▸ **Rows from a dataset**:
##############################

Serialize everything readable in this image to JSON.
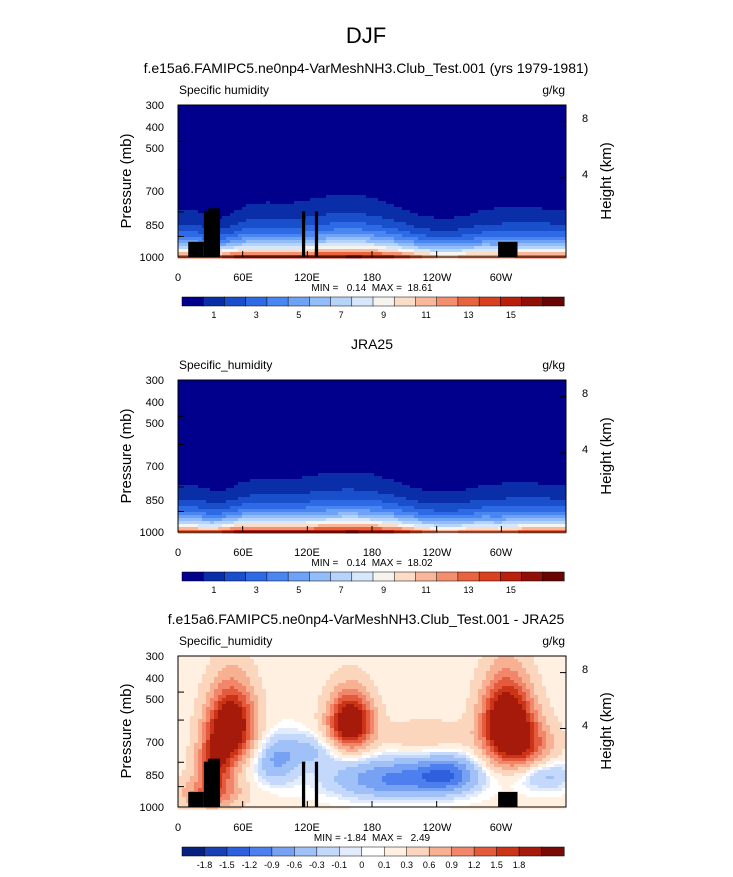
{
  "page_title": "DJF",
  "colors": {
    "abs_levels": [
      "#00008c",
      "#0a2ea8",
      "#1a4fcc",
      "#2e6ae6",
      "#4a86f2",
      "#6ea2f6",
      "#92bdf8",
      "#b6d4fa",
      "#d6e6fb",
      "#f6f4ee",
      "#fbdcc6",
      "#f8b79a",
      "#f38f6e",
      "#e8643f",
      "#d9401f",
      "#b8200d",
      "#901008",
      "#6a0404"
    ],
    "diff_levels": [
      "#07217e",
      "#1b3fb4",
      "#2e5fdc",
      "#4d80ee",
      "#77a2f4",
      "#a0c0f8",
      "#c4d8fb",
      "#e2ecfc",
      "#ffffff",
      "#fff0e2",
      "#fcd6bc",
      "#f8b092",
      "#f2866a",
      "#e45a3c",
      "#cc3418",
      "#a51a0a",
      "#7a0a04"
    ],
    "terrain": "#000000"
  },
  "colorbars": {
    "abs_labels": [
      "1",
      "3",
      "5",
      "7",
      "9",
      "11",
      "13",
      "15"
    ],
    "diff_labels": [
      "-1.8",
      "-1.5",
      "-1.2",
      "-0.9",
      "-0.6",
      "-0.3",
      "-0.1",
      "0",
      "0.1",
      "0.3",
      "0.6",
      "0.9",
      "1.2",
      "1.5",
      "1.8"
    ]
  },
  "chart_data": [
    {
      "type": "heatmap",
      "title": "f.e15a6.FAMIPC5.ne0np4-VarMeshNH3.Club_Test.001 (yrs 1979-1981)",
      "left_label": "Specific humidity",
      "units": "g/kg",
      "ylabel": "Pressure (mb)",
      "y2label": "Height (km)",
      "x_ticks": [
        "0",
        "60E",
        "120E",
        "180",
        "120W",
        "60W"
      ],
      "y_ticks": [
        "300",
        "400",
        "500",
        "700",
        "850",
        "1000"
      ],
      "y2_ticks": [
        "8",
        "4"
      ],
      "stats": "MIN =   0.14  MAX =  18.61",
      "min": 0.14,
      "max": 18.61
    },
    {
      "type": "heatmap",
      "title": "JRA25",
      "left_label": "Specific_humidity",
      "units": "g/kg",
      "ylabel": "Pressure (mb)",
      "y2label": "Height (km)",
      "x_ticks": [
        "0",
        "60E",
        "120E",
        "180",
        "120W",
        "60W"
      ],
      "y_ticks": [
        "300",
        "400",
        "500",
        "700",
        "850",
        "1000"
      ],
      "y2_ticks": [
        "8",
        "4"
      ],
      "stats": "MIN =   0.14  MAX =  18.02",
      "min": 0.14,
      "max": 18.02
    },
    {
      "type": "heatmap",
      "title": "f.e15a6.FAMIPC5.ne0np4-VarMeshNH3.Club_Test.001 - JRA25",
      "left_label": "Specific_humidity",
      "units": "g/kg",
      "ylabel": "Pressure (mb)",
      "y2label": "Height (km)",
      "x_ticks": [
        "0",
        "60E",
        "120E",
        "180",
        "120W",
        "60W"
      ],
      "y_ticks": [
        "300",
        "400",
        "500",
        "700",
        "850",
        "1000"
      ],
      "y2_ticks": [
        "8",
        "4"
      ],
      "stats": "MIN = -1.84  MAX =   2.49",
      "min": -1.84,
      "max": 2.49
    }
  ]
}
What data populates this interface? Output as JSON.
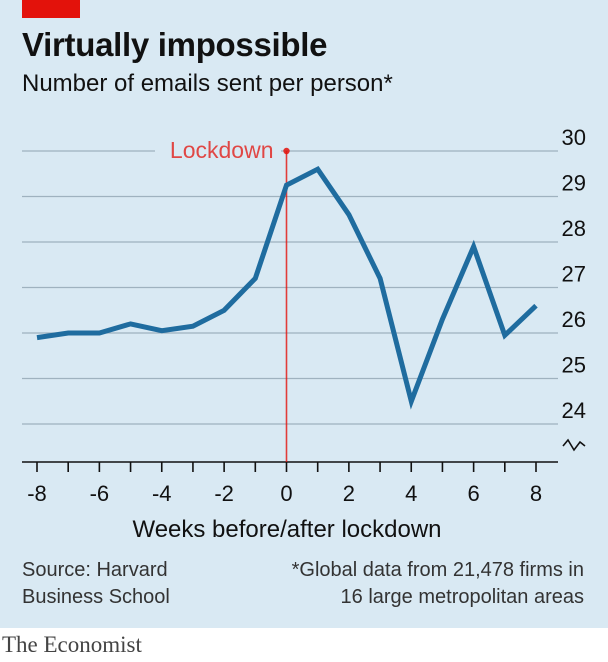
{
  "header": {
    "title": "Virtually impossible",
    "subtitle": "Number of emails sent per person*"
  },
  "footer": {
    "source_line1": "Source: Harvard",
    "source_line2": "Business School",
    "note_line1": "*Global data from 21,478 firms in",
    "note_line2": "16 large metropolitan areas",
    "brand": "The Economist"
  },
  "colors": {
    "panel": "#d9e9f3",
    "line": "#1f6c9f",
    "annotation": "#e3120b",
    "brand_tab": "#e3120b"
  },
  "chart_data": {
    "type": "line",
    "title": "Virtually impossible",
    "subtitle": "Number of emails sent per person*",
    "xlabel": "Weeks before/after lockdown",
    "ylabel": "",
    "xlim": [
      -8,
      8
    ],
    "ylim": [
      23.2,
      30
    ],
    "y_axis_break": true,
    "y_axis_side": "right",
    "grid": "horizontal",
    "x_ticks": [
      -8,
      -7,
      -6,
      -5,
      -4,
      -3,
      -2,
      -1,
      0,
      1,
      2,
      3,
      4,
      5,
      6,
      7,
      8
    ],
    "x_tick_labels": [
      "-8",
      "-6",
      "-4",
      "-2",
      "0",
      "2",
      "4",
      "6",
      "8"
    ],
    "x_tick_label_values": [
      -8,
      -6,
      -4,
      -2,
      0,
      2,
      4,
      6,
      8
    ],
    "y_ticks": [
      24,
      25,
      26,
      27,
      28,
      29,
      30
    ],
    "y_tick_labels": [
      "24",
      "25",
      "26",
      "27",
      "28",
      "29",
      "30"
    ],
    "series": [
      {
        "x": [
          -8,
          -7,
          -6,
          -5,
          -4,
          -3,
          -2,
          -1,
          0,
          1,
          2,
          3,
          4,
          5,
          6,
          7,
          8
        ],
        "values": [
          25.9,
          26.0,
          26.0,
          26.2,
          26.05,
          26.15,
          26.5,
          27.2,
          29.25,
          29.6,
          28.6,
          27.2,
          24.5,
          26.3,
          27.9,
          25.95,
          26.6
        ]
      }
    ],
    "annotations": [
      {
        "text": "Lockdown",
        "x": 0,
        "y": 30
      }
    ]
  }
}
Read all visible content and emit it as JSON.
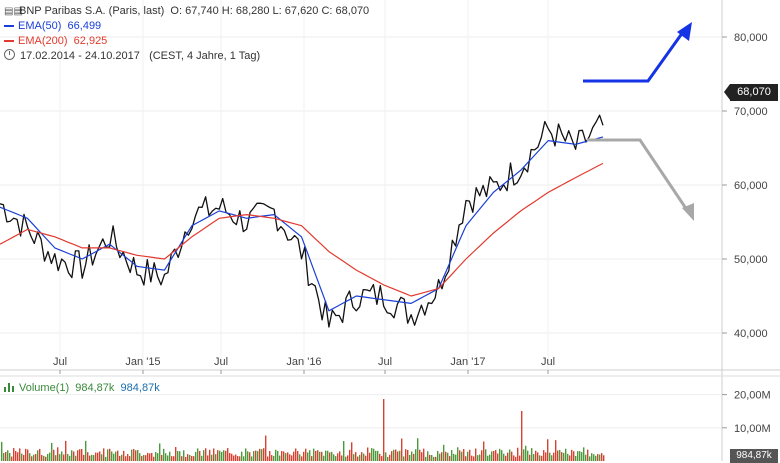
{
  "header": {
    "instrument": "BNP Paribas S.A. (Paris, last)",
    "ohlc": "O: 67,740  H: 68,280  L: 67,620  C: 68,070",
    "ema50_label": "EMA(50)",
    "ema50_value": "66,499",
    "ema200_label": "EMA(200)",
    "ema200_value": "62,925",
    "range": "17.02.2014 - 24.10.2017",
    "range_note": "(CEST, 4 Jahre, 1 Tag)"
  },
  "price_tag": "68,070",
  "volume": {
    "label": "Volume(1)",
    "value1": "984,87k",
    "value2": "984,87k",
    "tag": "984,87k"
  },
  "colors": {
    "price": "#111111",
    "ema50": "#1a3fd6",
    "ema200": "#e23a2e",
    "arrow_up": "#1533e6",
    "arrow_down": "#a8a8a8",
    "vol_up": "#4a9a3a",
    "vol_down": "#d84030"
  },
  "chart_data": {
    "type": "line",
    "x_ticks": [
      "Jul",
      "Jan '15",
      "Jul",
      "Jan '16",
      "Jul",
      "Jan '17",
      "Jul"
    ],
    "x": [
      "2014-02",
      "2014-04",
      "2014-06",
      "2014-08",
      "2014-10",
      "2014-12",
      "2015-02",
      "2015-04",
      "2015-06",
      "2015-08",
      "2015-10",
      "2015-12",
      "2016-02",
      "2016-04",
      "2016-06",
      "2016-08",
      "2016-10",
      "2016-12",
      "2017-02",
      "2017-04",
      "2017-06",
      "2017-08",
      "2017-10"
    ],
    "y_ticks": [
      "80,000",
      "70,000",
      "60,000",
      "50,000",
      "40,000"
    ],
    "ylim": [
      35,
      85
    ],
    "series": [
      {
        "name": "BNP Paribas S.A.",
        "values": [
          57.5,
          54.0,
          50.0,
          49.0,
          53.0,
          48.5,
          47.5,
          56.0,
          57.0,
          55.0,
          56.5,
          51.0,
          41.0,
          45.0,
          45.0,
          42.5,
          46.0,
          58.0,
          59.5,
          62.5,
          67.5,
          65.0,
          68.07
        ]
      },
      {
        "name": "EMA(50)",
        "values": [
          57.0,
          55.5,
          51.5,
          50.0,
          52.0,
          49.0,
          48.5,
          54.5,
          56.5,
          55.5,
          56.0,
          53.0,
          43.0,
          45.0,
          44.5,
          44.0,
          46.0,
          54.5,
          59.0,
          62.0,
          66.0,
          65.5,
          66.5
        ]
      },
      {
        "name": "EMA(200)",
        "values": [
          52.0,
          54.0,
          53.0,
          51.5,
          51.5,
          50.5,
          50.0,
          53.0,
          55.5,
          56.0,
          55.5,
          54.5,
          51.0,
          48.5,
          46.5,
          45.0,
          46.0,
          50.0,
          53.5,
          56.5,
          59.0,
          61.0,
          62.925
        ]
      }
    ],
    "volume": {
      "y_ticks": [
        "20,00M",
        "10,00M"
      ],
      "ylim": [
        0,
        25
      ]
    }
  }
}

##############################

▸ **EXERCISE PROMPT**: Show every line in the records above that contains the word "subtitle".

▸ **RESPONSE TO THE EXERCISE**:
    "subtitle": "Number of emails sent per person*"
    "subtitle": "Number of emails sent per person*",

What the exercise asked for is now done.